- [GIVEN DATA]
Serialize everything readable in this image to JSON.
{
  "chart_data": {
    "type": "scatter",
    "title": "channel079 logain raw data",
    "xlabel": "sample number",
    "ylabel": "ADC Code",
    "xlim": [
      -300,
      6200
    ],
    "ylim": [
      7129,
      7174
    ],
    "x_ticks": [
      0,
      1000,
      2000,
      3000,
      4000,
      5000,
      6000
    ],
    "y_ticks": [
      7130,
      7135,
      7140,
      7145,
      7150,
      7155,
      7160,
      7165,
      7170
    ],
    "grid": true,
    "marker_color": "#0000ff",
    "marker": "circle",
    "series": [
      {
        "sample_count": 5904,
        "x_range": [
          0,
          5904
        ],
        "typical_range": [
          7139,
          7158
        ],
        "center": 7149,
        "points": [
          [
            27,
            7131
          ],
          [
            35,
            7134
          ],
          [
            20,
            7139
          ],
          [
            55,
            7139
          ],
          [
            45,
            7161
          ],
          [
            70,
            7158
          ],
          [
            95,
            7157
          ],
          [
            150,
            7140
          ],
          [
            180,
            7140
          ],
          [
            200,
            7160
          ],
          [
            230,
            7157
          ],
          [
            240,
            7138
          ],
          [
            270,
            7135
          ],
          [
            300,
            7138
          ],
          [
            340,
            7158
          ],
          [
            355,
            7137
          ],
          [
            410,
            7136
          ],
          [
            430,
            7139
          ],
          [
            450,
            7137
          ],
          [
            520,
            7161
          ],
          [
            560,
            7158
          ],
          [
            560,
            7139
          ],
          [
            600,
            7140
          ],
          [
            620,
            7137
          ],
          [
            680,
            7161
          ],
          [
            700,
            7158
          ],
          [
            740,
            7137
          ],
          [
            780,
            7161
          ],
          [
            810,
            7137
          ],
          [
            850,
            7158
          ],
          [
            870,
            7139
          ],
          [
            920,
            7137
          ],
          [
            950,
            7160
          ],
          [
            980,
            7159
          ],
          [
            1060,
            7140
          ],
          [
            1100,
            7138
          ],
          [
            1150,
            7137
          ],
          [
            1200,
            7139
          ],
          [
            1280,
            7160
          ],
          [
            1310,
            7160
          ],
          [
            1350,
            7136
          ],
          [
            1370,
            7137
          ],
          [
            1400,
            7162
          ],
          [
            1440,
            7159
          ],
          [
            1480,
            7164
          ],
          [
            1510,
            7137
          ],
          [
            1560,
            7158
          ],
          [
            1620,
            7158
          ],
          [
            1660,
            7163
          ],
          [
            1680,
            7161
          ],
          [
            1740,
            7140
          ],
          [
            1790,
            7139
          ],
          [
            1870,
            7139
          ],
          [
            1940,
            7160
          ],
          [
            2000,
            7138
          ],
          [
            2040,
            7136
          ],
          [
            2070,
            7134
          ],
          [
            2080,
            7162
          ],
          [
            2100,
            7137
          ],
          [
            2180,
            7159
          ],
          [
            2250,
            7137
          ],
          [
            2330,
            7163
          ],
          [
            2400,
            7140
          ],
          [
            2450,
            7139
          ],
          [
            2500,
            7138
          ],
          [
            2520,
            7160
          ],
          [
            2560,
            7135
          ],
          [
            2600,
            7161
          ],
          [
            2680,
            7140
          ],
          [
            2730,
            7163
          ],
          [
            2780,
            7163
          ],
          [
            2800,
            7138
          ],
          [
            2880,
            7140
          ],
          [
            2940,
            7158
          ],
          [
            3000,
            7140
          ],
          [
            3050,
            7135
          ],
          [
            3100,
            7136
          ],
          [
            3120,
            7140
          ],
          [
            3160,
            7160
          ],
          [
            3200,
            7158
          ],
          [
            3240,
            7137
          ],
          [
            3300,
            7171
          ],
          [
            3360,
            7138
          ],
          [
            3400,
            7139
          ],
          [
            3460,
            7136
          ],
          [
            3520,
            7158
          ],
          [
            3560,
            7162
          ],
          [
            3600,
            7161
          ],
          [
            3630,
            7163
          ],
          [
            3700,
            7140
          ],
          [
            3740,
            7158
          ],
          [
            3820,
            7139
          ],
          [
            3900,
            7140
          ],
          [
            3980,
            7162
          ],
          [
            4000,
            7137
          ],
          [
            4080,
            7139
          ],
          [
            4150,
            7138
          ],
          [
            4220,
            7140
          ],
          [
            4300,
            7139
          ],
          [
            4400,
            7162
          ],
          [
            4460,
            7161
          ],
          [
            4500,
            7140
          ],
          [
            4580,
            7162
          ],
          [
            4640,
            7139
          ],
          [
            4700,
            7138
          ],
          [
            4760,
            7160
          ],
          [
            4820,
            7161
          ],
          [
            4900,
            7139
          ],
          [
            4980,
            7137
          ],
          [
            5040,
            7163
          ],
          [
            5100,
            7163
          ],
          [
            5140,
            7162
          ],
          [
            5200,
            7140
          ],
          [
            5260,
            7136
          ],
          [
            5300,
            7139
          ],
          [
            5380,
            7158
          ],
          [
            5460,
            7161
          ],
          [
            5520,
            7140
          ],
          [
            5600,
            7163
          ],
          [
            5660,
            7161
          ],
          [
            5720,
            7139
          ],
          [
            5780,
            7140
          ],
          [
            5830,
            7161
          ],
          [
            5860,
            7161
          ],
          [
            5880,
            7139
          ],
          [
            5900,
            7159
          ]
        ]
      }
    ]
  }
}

- [PROBLEM TO SOLVE] Repeat each record exactly, leaving nothing out.

- [FULL RESPONSE]
Serialize everything readable in this image to JSON.
{
  "chart_data": {
    "type": "scatter",
    "title": "channel079 logain raw data",
    "xlabel": "sample number",
    "ylabel": "ADC Code",
    "xlim": [
      -300,
      6200
    ],
    "ylim": [
      7129,
      7174
    ],
    "x_ticks": [
      0,
      1000,
      2000,
      3000,
      4000,
      5000,
      6000
    ],
    "y_ticks": [
      7130,
      7135,
      7140,
      7145,
      7150,
      7155,
      7160,
      7165,
      7170
    ],
    "grid": true,
    "marker_color": "#0000ff",
    "marker": "circle",
    "series": [
      {
        "sample_count": 5904,
        "x_range": [
          0,
          5904
        ],
        "typical_range": [
          7139,
          7158
        ],
        "center": 7149,
        "points": [
          [
            27,
            7131
          ],
          [
            35,
            7134
          ],
          [
            20,
            7139
          ],
          [
            55,
            7139
          ],
          [
            45,
            7161
          ],
          [
            70,
            7158
          ],
          [
            95,
            7157
          ],
          [
            150,
            7140
          ],
          [
            180,
            7140
          ],
          [
            200,
            7160
          ],
          [
            230,
            7157
          ],
          [
            240,
            7138
          ],
          [
            270,
            7135
          ],
          [
            300,
            7138
          ],
          [
            340,
            7158
          ],
          [
            355,
            7137
          ],
          [
            410,
            7136
          ],
          [
            430,
            7139
          ],
          [
            450,
            7137
          ],
          [
            520,
            7161
          ],
          [
            560,
            7158
          ],
          [
            560,
            7139
          ],
          [
            600,
            7140
          ],
          [
            620,
            7137
          ],
          [
            680,
            7161
          ],
          [
            700,
            7158
          ],
          [
            740,
            7137
          ],
          [
            780,
            7161
          ],
          [
            810,
            7137
          ],
          [
            850,
            7158
          ],
          [
            870,
            7139
          ],
          [
            920,
            7137
          ],
          [
            950,
            7160
          ],
          [
            980,
            7159
          ],
          [
            1060,
            7140
          ],
          [
            1100,
            7138
          ],
          [
            1150,
            7137
          ],
          [
            1200,
            7139
          ],
          [
            1280,
            7160
          ],
          [
            1310,
            7160
          ],
          [
            1350,
            7136
          ],
          [
            1370,
            7137
          ],
          [
            1400,
            7162
          ],
          [
            1440,
            7159
          ],
          [
            1480,
            7164
          ],
          [
            1510,
            7137
          ],
          [
            1560,
            7158
          ],
          [
            1620,
            7158
          ],
          [
            1660,
            7163
          ],
          [
            1680,
            7161
          ],
          [
            1740,
            7140
          ],
          [
            1790,
            7139
          ],
          [
            1870,
            7139
          ],
          [
            1940,
            7160
          ],
          [
            2000,
            7138
          ],
          [
            2040,
            7136
          ],
          [
            2070,
            7134
          ],
          [
            2080,
            7162
          ],
          [
            2100,
            7137
          ],
          [
            2180,
            7159
          ],
          [
            2250,
            7137
          ],
          [
            2330,
            7163
          ],
          [
            2400,
            7140
          ],
          [
            2450,
            7139
          ],
          [
            2500,
            7138
          ],
          [
            2520,
            7160
          ],
          [
            2560,
            7135
          ],
          [
            2600,
            7161
          ],
          [
            2680,
            7140
          ],
          [
            2730,
            7163
          ],
          [
            2780,
            7163
          ],
          [
            2800,
            7138
          ],
          [
            2880,
            7140
          ],
          [
            2940,
            7158
          ],
          [
            3000,
            7140
          ],
          [
            3050,
            7135
          ],
          [
            3100,
            7136
          ],
          [
            3120,
            7140
          ],
          [
            3160,
            7160
          ],
          [
            3200,
            7158
          ],
          [
            3240,
            7137
          ],
          [
            3300,
            7171
          ],
          [
            3360,
            7138
          ],
          [
            3400,
            7139
          ],
          [
            3460,
            7136
          ],
          [
            3520,
            7158
          ],
          [
            3560,
            7162
          ],
          [
            3600,
            7161
          ],
          [
            3630,
            7163
          ],
          [
            3700,
            7140
          ],
          [
            3740,
            7158
          ],
          [
            3820,
            7139
          ],
          [
            3900,
            7140
          ],
          [
            3980,
            7162
          ],
          [
            4000,
            7137
          ],
          [
            4080,
            7139
          ],
          [
            4150,
            7138
          ],
          [
            4220,
            7140
          ],
          [
            4300,
            7139
          ],
          [
            4400,
            7162
          ],
          [
            4460,
            7161
          ],
          [
            4500,
            7140
          ],
          [
            4580,
            7162
          ],
          [
            4640,
            7139
          ],
          [
            4700,
            7138
          ],
          [
            4760,
            7160
          ],
          [
            4820,
            7161
          ],
          [
            4900,
            7139
          ],
          [
            4980,
            7137
          ],
          [
            5040,
            7163
          ],
          [
            5100,
            7163
          ],
          [
            5140,
            7162
          ],
          [
            5200,
            7140
          ],
          [
            5260,
            7136
          ],
          [
            5300,
            7139
          ],
          [
            5380,
            7158
          ],
          [
            5460,
            7161
          ],
          [
            5520,
            7140
          ],
          [
            5600,
            7163
          ],
          [
            5660,
            7161
          ],
          [
            5720,
            7139
          ],
          [
            5780,
            7140
          ],
          [
            5830,
            7161
          ],
          [
            5860,
            7161
          ],
          [
            5880,
            7139
          ],
          [
            5900,
            7159
          ]
        ]
      }
    ]
  }
}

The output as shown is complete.